In the data that follows, count each line holding the string "JSON"; answer with the number only.

— start Data excerpts —

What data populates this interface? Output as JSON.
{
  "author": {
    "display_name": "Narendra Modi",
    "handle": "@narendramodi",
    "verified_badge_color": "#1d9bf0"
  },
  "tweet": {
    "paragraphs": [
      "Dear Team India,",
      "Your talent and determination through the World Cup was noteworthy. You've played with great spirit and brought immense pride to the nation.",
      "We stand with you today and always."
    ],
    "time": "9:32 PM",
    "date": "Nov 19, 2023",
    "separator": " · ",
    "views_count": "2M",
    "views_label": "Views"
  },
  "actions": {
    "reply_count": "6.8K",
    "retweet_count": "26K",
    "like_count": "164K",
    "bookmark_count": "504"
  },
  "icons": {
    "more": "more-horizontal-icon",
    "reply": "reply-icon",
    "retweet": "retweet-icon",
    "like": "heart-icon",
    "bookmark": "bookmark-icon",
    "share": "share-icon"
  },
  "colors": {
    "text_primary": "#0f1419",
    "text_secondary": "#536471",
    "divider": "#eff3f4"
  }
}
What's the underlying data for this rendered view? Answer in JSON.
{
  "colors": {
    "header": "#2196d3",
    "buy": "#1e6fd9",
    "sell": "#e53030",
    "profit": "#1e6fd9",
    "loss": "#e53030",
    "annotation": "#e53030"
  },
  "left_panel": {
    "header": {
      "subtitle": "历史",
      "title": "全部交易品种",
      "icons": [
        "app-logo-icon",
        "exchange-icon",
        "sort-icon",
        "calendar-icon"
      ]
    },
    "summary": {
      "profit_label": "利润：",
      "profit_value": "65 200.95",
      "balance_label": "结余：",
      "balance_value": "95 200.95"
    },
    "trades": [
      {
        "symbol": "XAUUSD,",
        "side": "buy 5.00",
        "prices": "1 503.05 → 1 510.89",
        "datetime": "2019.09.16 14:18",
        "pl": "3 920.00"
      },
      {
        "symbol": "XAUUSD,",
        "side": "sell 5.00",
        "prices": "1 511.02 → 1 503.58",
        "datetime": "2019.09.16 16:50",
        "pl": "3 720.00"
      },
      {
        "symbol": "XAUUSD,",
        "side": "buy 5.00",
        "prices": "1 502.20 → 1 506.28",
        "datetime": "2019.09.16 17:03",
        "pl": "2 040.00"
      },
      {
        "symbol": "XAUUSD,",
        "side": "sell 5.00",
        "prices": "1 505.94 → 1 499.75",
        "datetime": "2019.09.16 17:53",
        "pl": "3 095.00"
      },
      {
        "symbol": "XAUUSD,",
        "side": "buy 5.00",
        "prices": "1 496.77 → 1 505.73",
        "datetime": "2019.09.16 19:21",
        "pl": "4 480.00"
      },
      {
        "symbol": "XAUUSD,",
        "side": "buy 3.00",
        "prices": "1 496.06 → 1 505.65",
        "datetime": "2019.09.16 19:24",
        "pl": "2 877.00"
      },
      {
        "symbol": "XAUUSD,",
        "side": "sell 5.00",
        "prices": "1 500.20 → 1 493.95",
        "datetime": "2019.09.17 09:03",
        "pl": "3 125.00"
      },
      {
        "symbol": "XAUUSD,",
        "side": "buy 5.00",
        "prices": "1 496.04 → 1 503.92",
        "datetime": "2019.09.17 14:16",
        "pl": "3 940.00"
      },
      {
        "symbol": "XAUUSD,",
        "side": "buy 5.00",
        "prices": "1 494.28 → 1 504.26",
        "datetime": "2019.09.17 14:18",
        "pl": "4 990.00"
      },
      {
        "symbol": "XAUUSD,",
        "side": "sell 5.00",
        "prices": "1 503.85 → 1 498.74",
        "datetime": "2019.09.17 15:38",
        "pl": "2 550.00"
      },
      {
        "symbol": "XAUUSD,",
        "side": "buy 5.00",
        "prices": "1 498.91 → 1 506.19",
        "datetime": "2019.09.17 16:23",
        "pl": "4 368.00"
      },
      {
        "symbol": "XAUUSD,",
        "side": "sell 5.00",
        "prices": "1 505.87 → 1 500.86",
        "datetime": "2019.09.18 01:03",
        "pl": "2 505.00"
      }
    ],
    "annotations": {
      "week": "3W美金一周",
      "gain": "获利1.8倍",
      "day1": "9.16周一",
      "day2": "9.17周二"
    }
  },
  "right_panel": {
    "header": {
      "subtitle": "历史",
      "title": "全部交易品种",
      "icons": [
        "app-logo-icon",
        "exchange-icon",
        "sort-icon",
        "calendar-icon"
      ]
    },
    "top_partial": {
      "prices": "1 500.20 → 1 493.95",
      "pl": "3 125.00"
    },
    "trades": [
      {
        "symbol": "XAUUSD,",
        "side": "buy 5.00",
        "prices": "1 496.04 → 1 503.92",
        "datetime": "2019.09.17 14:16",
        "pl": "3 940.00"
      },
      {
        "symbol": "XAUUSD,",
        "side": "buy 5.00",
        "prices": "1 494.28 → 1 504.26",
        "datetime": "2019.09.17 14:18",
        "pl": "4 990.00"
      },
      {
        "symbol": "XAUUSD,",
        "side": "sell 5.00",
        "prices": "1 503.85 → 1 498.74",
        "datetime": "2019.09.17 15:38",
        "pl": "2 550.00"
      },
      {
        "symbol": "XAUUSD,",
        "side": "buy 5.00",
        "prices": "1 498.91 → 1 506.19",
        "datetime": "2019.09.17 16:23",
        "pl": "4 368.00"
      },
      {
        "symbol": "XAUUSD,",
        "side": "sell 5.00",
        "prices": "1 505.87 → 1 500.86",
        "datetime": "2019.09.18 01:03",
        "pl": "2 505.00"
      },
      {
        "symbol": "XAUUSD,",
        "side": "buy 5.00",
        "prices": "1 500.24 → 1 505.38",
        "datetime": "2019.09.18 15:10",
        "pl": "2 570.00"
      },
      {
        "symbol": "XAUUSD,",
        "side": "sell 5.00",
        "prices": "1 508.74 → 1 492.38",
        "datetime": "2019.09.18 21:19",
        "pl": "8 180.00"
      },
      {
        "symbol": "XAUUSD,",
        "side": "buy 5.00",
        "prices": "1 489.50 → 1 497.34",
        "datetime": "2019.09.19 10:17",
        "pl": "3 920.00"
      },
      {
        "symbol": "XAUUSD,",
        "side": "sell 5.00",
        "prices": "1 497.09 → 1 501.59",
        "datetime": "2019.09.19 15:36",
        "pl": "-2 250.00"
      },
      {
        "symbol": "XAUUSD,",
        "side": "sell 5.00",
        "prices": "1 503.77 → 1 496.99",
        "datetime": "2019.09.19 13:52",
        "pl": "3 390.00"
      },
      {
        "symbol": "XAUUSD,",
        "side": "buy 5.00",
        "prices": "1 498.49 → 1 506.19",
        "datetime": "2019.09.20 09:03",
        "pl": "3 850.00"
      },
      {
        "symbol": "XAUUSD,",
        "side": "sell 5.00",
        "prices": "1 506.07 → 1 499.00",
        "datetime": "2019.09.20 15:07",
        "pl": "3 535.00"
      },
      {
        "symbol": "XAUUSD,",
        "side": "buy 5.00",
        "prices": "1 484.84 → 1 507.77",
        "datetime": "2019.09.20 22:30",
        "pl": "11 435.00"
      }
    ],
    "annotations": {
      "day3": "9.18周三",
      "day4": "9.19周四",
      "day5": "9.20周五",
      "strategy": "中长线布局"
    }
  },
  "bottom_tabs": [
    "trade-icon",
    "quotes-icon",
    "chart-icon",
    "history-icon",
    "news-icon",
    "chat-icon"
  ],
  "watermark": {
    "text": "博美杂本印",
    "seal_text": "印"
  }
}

— end Data excerpts —

# Right answer:
2